→ Material to process:
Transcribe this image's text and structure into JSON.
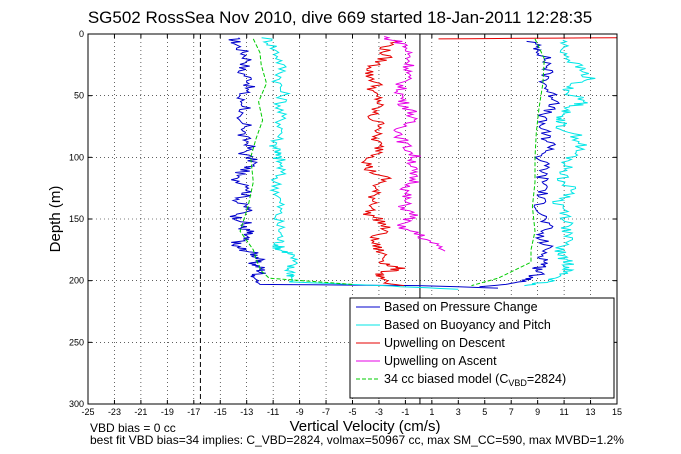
{
  "chart_data": {
    "type": "line",
    "title": "SG502 RossSea Nov 2010, dive 669 started 18-Jan-2011 12:28:35",
    "xlabel": "Vertical Velocity (cm/s)",
    "ylabel": "Depth (m)",
    "xlim": [
      -25,
      15
    ],
    "ylim": [
      0,
      300
    ],
    "y_reversed": true,
    "grid": true,
    "legend_position": "bottom-right",
    "xticks": [
      -25,
      -23,
      -21,
      -19,
      -17,
      -15,
      -13,
      -11,
      -9,
      -7,
      -5,
      -3,
      -1,
      1,
      3,
      5,
      7,
      9,
      11,
      13,
      15
    ],
    "yticks": [
      0,
      50,
      100,
      150,
      200,
      250,
      300
    ],
    "vlines": [
      {
        "x": -16.5,
        "style": "dashed",
        "color": "#000000"
      },
      {
        "x": 0.1,
        "style": "solid",
        "color": "#000000"
      }
    ],
    "series": [
      {
        "name": "Based on Pressure Change",
        "color": "#0000cc",
        "style": "solid",
        "segments": [
          {
            "x": [
              -14,
              -13.8,
              -13.2,
              -12.8,
              -13.5,
              -12.6,
              -13,
              -13.6,
              -12.9,
              -14.1,
              -12.9,
              -13.4,
              -12.7,
              -13.2,
              -12.4,
              -13.1,
              -14,
              -12.6,
              -13,
              -13.7,
              -12.8,
              -13.8,
              -13.1,
              -13.4,
              -12.8,
              -13.1,
              -13.3,
              -14.1,
              -13.4,
              -12.4,
              -12.1,
              -12.5,
              -11.9,
              -11.9,
              -12.5,
              -12.3,
              -12.1,
              -12.3,
              -12.1,
              -12,
              0,
              6
            ],
            "y": [
              3,
              8,
              15,
              22,
              30,
              38,
              45,
              52,
              60,
              68,
              75,
              82,
              90,
              97,
              104,
              110,
              117,
              124,
              130,
              136,
              142,
              148,
              153,
              157,
              160,
              163,
              167,
              171,
              174,
              178,
              182,
              186,
              190,
              194,
              197,
              199,
              200,
              201,
              202,
              203,
              204,
              206
            ]
          },
          {
            "x": [
              8.5,
              9.1,
              9.5,
              9.8,
              9.7,
              9.6,
              9.9,
              10.7,
              9.7,
              9.2,
              9.4,
              9.7,
              10.2,
              9.1,
              9.6,
              9.3,
              9.7,
              9.2,
              9.2,
              9.4,
              9.7,
              9.1,
              9.7,
              9.5,
              9.6,
              9.1,
              9.1,
              8.6,
              7.6,
              6.6,
              4.6
            ],
            "y": [
              6,
              12,
              18,
              25,
              32,
              40,
              48,
              55,
              62,
              70,
              78,
              85,
              92,
              100,
              108,
              116,
              124,
              132,
              140,
              148,
              156,
              164,
              172,
              180,
              186,
              190,
              194,
              198,
              201,
              203,
              205
            ]
          }
        ]
      },
      {
        "name": "Based on Buoyancy and Pitch",
        "color": "#00e6e6",
        "style": "solid",
        "segments": [
          {
            "x": [
              -11.5,
              -11,
              -10.5,
              -10.3,
              -10.6,
              -10.2,
              -10.5,
              -10.4,
              -10.3,
              -10.9,
              -10.5,
              -10.8,
              -10.5,
              -10.4,
              -10.8,
              -10.6,
              -10.5,
              -10.7,
              -10.4,
              -10.5,
              -10.6,
              -10.5,
              -9.6,
              -9.5,
              -9.8,
              -9.5,
              -9.6,
              -9.5,
              -9.8,
              -5,
              3
            ],
            "y": [
              3,
              10,
              20,
              30,
              40,
              50,
              60,
              70,
              80,
              90,
              95,
              98,
              102,
              110,
              120,
              130,
              140,
              150,
              160,
              168,
              172,
              175,
              178,
              185,
              190,
              195,
              198,
              200,
              201,
              203,
              207
            ]
          },
          {
            "x": [
              11,
              10.9,
              11.4,
              12.2,
              12.9,
              11.3,
              11.4,
              12.6,
              11.5,
              10.8,
              10.9,
              10.6,
              11.9,
              12.3,
              11.8,
              11.2,
              11.1,
              10.9,
              11.8,
              10.5,
              11.1,
              11.3,
              11.2,
              11.2,
              10.6,
              11,
              11.3,
              11.5,
              10.9,
              10.5,
              9.5,
              8
            ],
            "y": [
              5,
              12,
              20,
              28,
              36,
              42,
              48,
              55,
              60,
              65,
              70,
              75,
              82,
              90,
              97,
              104,
              112,
              120,
              128,
              136,
              144,
              152,
              160,
              168,
              176,
              182,
              186,
              190,
              194,
              198,
              201,
              204
            ]
          }
        ]
      },
      {
        "name": "Upwelling on Descent",
        "color": "#e60000",
        "style": "solid",
        "segments": [
          {
            "x": [
              -1.7,
              -2.6,
              -2.5,
              -3.4,
              -3.8,
              -3.1,
              -3.6,
              -2.9,
              -3.3,
              -3.6,
              -2.6,
              -3.4,
              -3.1,
              -2.8,
              -3.8,
              -3.8,
              -2.5,
              -3.3,
              -3.4,
              -3.2,
              -3.9,
              -2.8,
              -2.5,
              -3.5,
              -3.2,
              -2.6,
              -2.5,
              -1.5,
              -2.8,
              -2.9,
              -2.3,
              -2.6,
              -1.1
            ],
            "y": [
              5,
              12,
              19,
              26,
              33,
              40,
              47,
              54,
              61,
              68,
              75,
              82,
              89,
              96,
              103,
              110,
              117,
              124,
              131,
              138,
              145,
              152,
              159,
              166,
              173,
              180,
              186,
              190,
              194,
              198,
              200,
              202,
              204
            ]
          },
          {
            "x": [
              1.5,
              15
            ],
            "y": [
              4,
              3
            ]
          }
        ]
      },
      {
        "name": "Upwelling on Ascent",
        "color": "#e600e6",
        "style": "solid",
        "segments": [
          {
            "x": [
              -2.7,
              -1.1,
              -0.8,
              -0.7,
              -0.7,
              -1,
              -1.4,
              -1.3,
              -1.1,
              -0.4,
              -0.7,
              -1.4,
              -1.3,
              -0.9,
              -0.3,
              -0.4,
              -0.6,
              -0.3,
              -1,
              -1,
              -1.1,
              -0.3,
              -1.7,
              -0.1,
              0.9,
              2
            ],
            "y": [
              2,
              8,
              15,
              22,
              29,
              36,
              43,
              50,
              57,
              64,
              71,
              78,
              85,
              92,
              99,
              106,
              113,
              120,
              127,
              134,
              141,
              148,
              155,
              162,
              169,
              176
            ]
          }
        ]
      },
      {
        "name": "34 cc biased model (C_VBD=2824)",
        "color": "#00cc00",
        "style": "dashed",
        "segments": [
          {
            "x": [
              -12.5,
              -12,
              -11.9,
              -11.5,
              -12.1,
              -11.8,
              -12.3,
              -12.7,
              -12.5,
              -12.9,
              -13.5,
              -12.5,
              -12.2,
              -11.9,
              -11.3,
              -5
            ],
            "y": [
              4,
              15,
              25,
              40,
              55,
              70,
              85,
              100,
              120,
              140,
              160,
              175,
              185,
              192,
              198,
              203
            ]
          },
          {
            "x": [
              8.8,
              9.5,
              9.4,
              9.1,
              8.9,
              8.8,
              8.8,
              8.6,
              8.8,
              8.5,
              8.5,
              6,
              4
            ],
            "y": [
              4,
              20,
              40,
              60,
              80,
              100,
              120,
              140,
              160,
              175,
              185,
              198,
              204
            ]
          }
        ]
      }
    ]
  },
  "legend": [
    {
      "label": "Based on Pressure Change"
    },
    {
      "label": "Based on Buoyancy and Pitch"
    },
    {
      "label": "Upwelling on Descent"
    },
    {
      "label": "Upwelling on Ascent"
    },
    {
      "label_main": "34 cc biased model (C",
      "label_sub": "VBD",
      "label_end": "=2824)"
    }
  ],
  "footer": {
    "line1": "VBD bias = 0 cc",
    "line2": "best fit VBD bias=34 implies: C_VBD=2824, volmax=50967 cc, max SM_CC=590, max MVBD=1.2%"
  }
}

→ Task objective: Single out each line of the records above with the string "Ascent" in it, and copy it.

→ Result:
        "name": "Upwelling on Ascent",
      "label": "Upwelling on Ascent"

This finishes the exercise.